** Begin RECORDS SUPPLIED **

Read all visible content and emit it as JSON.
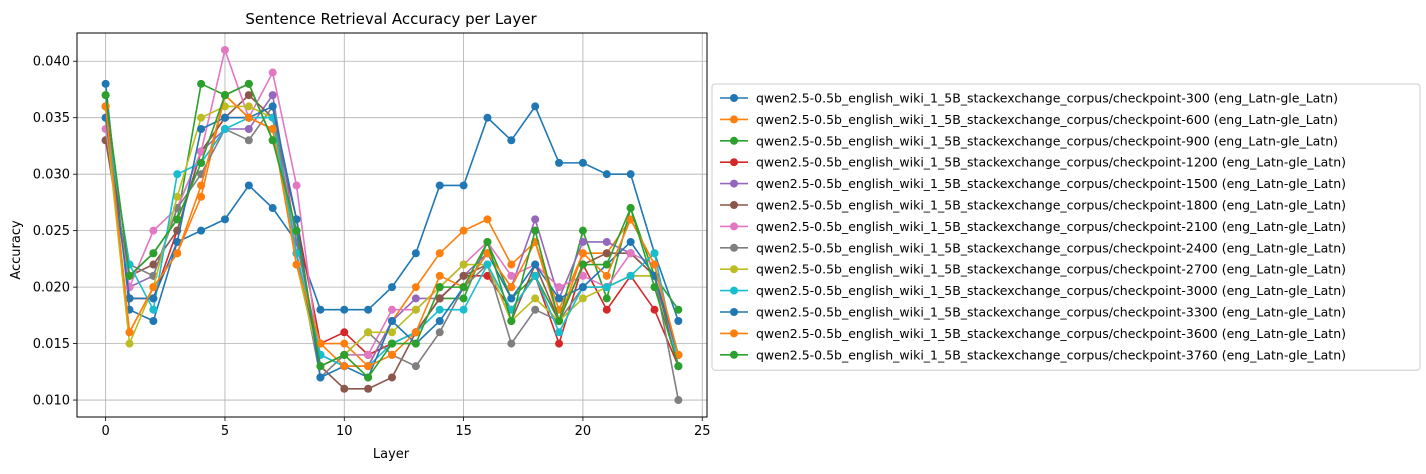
{
  "chart_data": {
    "type": "line",
    "title": "Sentence Retrieval Accuracy per Layer",
    "xlabel": "Layer",
    "ylabel": "Accuracy",
    "xlim": [
      -1.2,
      25.2
    ],
    "ylim": [
      0.0085,
      0.0425
    ],
    "xticks": [
      0,
      5,
      10,
      15,
      20,
      25
    ],
    "yticks": [
      0.01,
      0.015,
      0.02,
      0.025,
      0.03,
      0.035,
      0.04
    ],
    "xtick_labels": [
      "0",
      "5",
      "10",
      "15",
      "20",
      "25"
    ],
    "ytick_labels": [
      "0.010",
      "0.015",
      "0.020",
      "0.025",
      "0.030",
      "0.035",
      "0.040"
    ],
    "grid": true,
    "legend_position": "outside-right",
    "x": [
      0,
      1,
      2,
      3,
      4,
      5,
      6,
      7,
      8,
      9,
      10,
      11,
      12,
      13,
      14,
      15,
      16,
      17,
      18,
      19,
      20,
      21,
      22,
      23,
      24
    ],
    "series": [
      {
        "name": "qwen2.5-0.5b_english_wiki_1_5B_stackexchange_corpus/checkpoint-300 (eng_Latn-gle_Latn)",
        "color": "#1f77b4",
        "values": [
          0.038,
          0.018,
          0.017,
          0.024,
          0.025,
          0.026,
          0.029,
          0.027,
          0.024,
          0.018,
          0.018,
          0.018,
          0.02,
          0.023,
          0.029,
          0.029,
          0.035,
          0.033,
          0.036,
          0.031,
          0.031,
          0.03,
          0.03,
          0.023,
          0.017
        ]
      },
      {
        "name": "qwen2.5-0.5b_english_wiki_1_5B_stackexchange_corpus/checkpoint-600 (eng_Latn-gle_Latn)",
        "color": "#ff7f0e",
        "values": [
          0.036,
          0.016,
          0.02,
          0.023,
          0.028,
          0.037,
          0.035,
          0.034,
          0.022,
          0.015,
          0.015,
          0.013,
          0.017,
          0.02,
          0.023,
          0.025,
          0.026,
          0.022,
          0.024,
          0.018,
          0.023,
          0.023,
          0.026,
          0.022,
          0.014
        ]
      },
      {
        "name": "qwen2.5-0.5b_english_wiki_1_5B_stackexchange_corpus/checkpoint-900 (eng_Latn-gle_Latn)",
        "color": "#2ca02c",
        "values": [
          0.037,
          0.021,
          0.023,
          0.026,
          0.038,
          0.037,
          0.038,
          0.033,
          0.025,
          0.013,
          0.014,
          0.014,
          0.015,
          0.016,
          0.019,
          0.019,
          0.024,
          0.019,
          0.021,
          0.017,
          0.025,
          0.019,
          0.027,
          0.021,
          0.018
        ]
      },
      {
        "name": "qwen2.5-0.5b_english_wiki_1_5B_stackexchange_corpus/checkpoint-1200 (eng_Latn-gle_Latn)",
        "color": "#d62728",
        "values": [
          0.036,
          0.019,
          0.019,
          0.025,
          0.032,
          0.035,
          0.035,
          0.035,
          0.026,
          0.015,
          0.016,
          0.014,
          0.015,
          0.016,
          0.019,
          0.021,
          0.021,
          0.018,
          0.021,
          0.015,
          0.022,
          0.018,
          0.021,
          0.018,
          0.013
        ]
      },
      {
        "name": "qwen2.5-0.5b_english_wiki_1_5B_stackexchange_corpus/checkpoint-1500 (eng_Latn-gle_Latn)",
        "color": "#9467bd",
        "values": [
          0.033,
          0.02,
          0.021,
          0.027,
          0.032,
          0.034,
          0.034,
          0.037,
          0.024,
          0.014,
          0.013,
          0.013,
          0.017,
          0.019,
          0.019,
          0.021,
          0.023,
          0.02,
          0.026,
          0.019,
          0.024,
          0.024,
          0.023,
          0.021,
          0.013
        ]
      },
      {
        "name": "qwen2.5-0.5b_english_wiki_1_5B_stackexchange_corpus/checkpoint-1800 (eng_Latn-gle_Latn)",
        "color": "#8c564b",
        "values": [
          0.033,
          0.021,
          0.022,
          0.025,
          0.032,
          0.035,
          0.037,
          0.035,
          0.023,
          0.013,
          0.011,
          0.011,
          0.012,
          0.016,
          0.019,
          0.021,
          0.022,
          0.017,
          0.022,
          0.017,
          0.022,
          0.023,
          0.023,
          0.021,
          0.013
        ]
      },
      {
        "name": "qwen2.5-0.5b_english_wiki_1_5B_stackexchange_corpus/checkpoint-2100 (eng_Latn-gle_Latn)",
        "color": "#e377c2",
        "values": [
          0.034,
          0.02,
          0.025,
          0.027,
          0.032,
          0.041,
          0.035,
          0.039,
          0.029,
          0.013,
          0.014,
          0.014,
          0.018,
          0.018,
          0.02,
          0.022,
          0.024,
          0.021,
          0.022,
          0.02,
          0.021,
          0.02,
          0.023,
          0.022,
          0.013
        ]
      },
      {
        "name": "qwen2.5-0.5b_english_wiki_1_5B_stackexchange_corpus/checkpoint-2400 (eng_Latn-gle_Latn)",
        "color": "#7f7f7f",
        "values": [
          0.035,
          0.022,
          0.021,
          0.027,
          0.03,
          0.034,
          0.033,
          0.036,
          0.023,
          0.012,
          0.014,
          0.016,
          0.014,
          0.013,
          0.016,
          0.02,
          0.022,
          0.015,
          0.018,
          0.017,
          0.02,
          0.02,
          0.021,
          0.021,
          0.01
        ]
      },
      {
        "name": "qwen2.5-0.5b_english_wiki_1_5B_stackexchange_corpus/checkpoint-2700 (eng_Latn-gle_Latn)",
        "color": "#bcbd22",
        "values": [
          0.035,
          0.015,
          0.02,
          0.028,
          0.035,
          0.036,
          0.036,
          0.035,
          0.022,
          0.013,
          0.014,
          0.016,
          0.016,
          0.018,
          0.02,
          0.022,
          0.022,
          0.017,
          0.019,
          0.017,
          0.019,
          0.02,
          0.021,
          0.021,
          0.014
        ]
      },
      {
        "name": "qwen2.5-0.5b_english_wiki_1_5B_stackexchange_corpus/checkpoint-3000 (eng_Latn-gle_Latn)",
        "color": "#17becf",
        "values": [
          0.035,
          0.022,
          0.018,
          0.03,
          0.031,
          0.034,
          0.035,
          0.035,
          0.023,
          0.014,
          0.013,
          0.013,
          0.015,
          0.016,
          0.018,
          0.018,
          0.022,
          0.018,
          0.021,
          0.016,
          0.02,
          0.02,
          0.021,
          0.023,
          0.013
        ]
      },
      {
        "name": "qwen2.5-0.5b_english_wiki_1_5B_stackexchange_corpus/checkpoint-3300 (eng_Latn-gle_Latn)",
        "color": "#1f77b4",
        "values": [
          0.035,
          0.019,
          0.019,
          0.024,
          0.034,
          0.035,
          0.035,
          0.036,
          0.026,
          0.012,
          0.013,
          0.012,
          0.017,
          0.015,
          0.017,
          0.02,
          0.023,
          0.019,
          0.022,
          0.019,
          0.02,
          0.022,
          0.024,
          0.021,
          0.014
        ]
      },
      {
        "name": "qwen2.5-0.5b_english_wiki_1_5B_stackexchange_corpus/checkpoint-3600 (eng_Latn-gle_Latn)",
        "color": "#ff7f0e",
        "values": [
          0.036,
          0.016,
          0.02,
          0.023,
          0.029,
          0.037,
          0.035,
          0.034,
          0.022,
          0.015,
          0.013,
          0.013,
          0.014,
          0.016,
          0.021,
          0.02,
          0.023,
          0.02,
          0.024,
          0.017,
          0.023,
          0.021,
          0.026,
          0.022,
          0.014
        ]
      },
      {
        "name": "qwen2.5-0.5b_english_wiki_1_5B_stackexchange_corpus/checkpoint-3760 (eng_Latn-gle_Latn)",
        "color": "#2ca02c",
        "values": [
          0.037,
          0.021,
          0.023,
          0.026,
          0.031,
          0.037,
          0.038,
          0.033,
          0.025,
          0.013,
          0.014,
          0.012,
          0.015,
          0.015,
          0.02,
          0.02,
          0.024,
          0.017,
          0.025,
          0.017,
          0.022,
          0.022,
          0.027,
          0.02,
          0.013
        ]
      }
    ]
  }
}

** End RECORDS SUPPLIED **

# WHAT YOU SHOULD DO
Among the lines of the material, find those that hold the word "Accuracy" and copy them.

# RESPONSE BELOW
    "title": "Sentence Retrieval Accuracy per Layer",
    "ylabel": "Accuracy",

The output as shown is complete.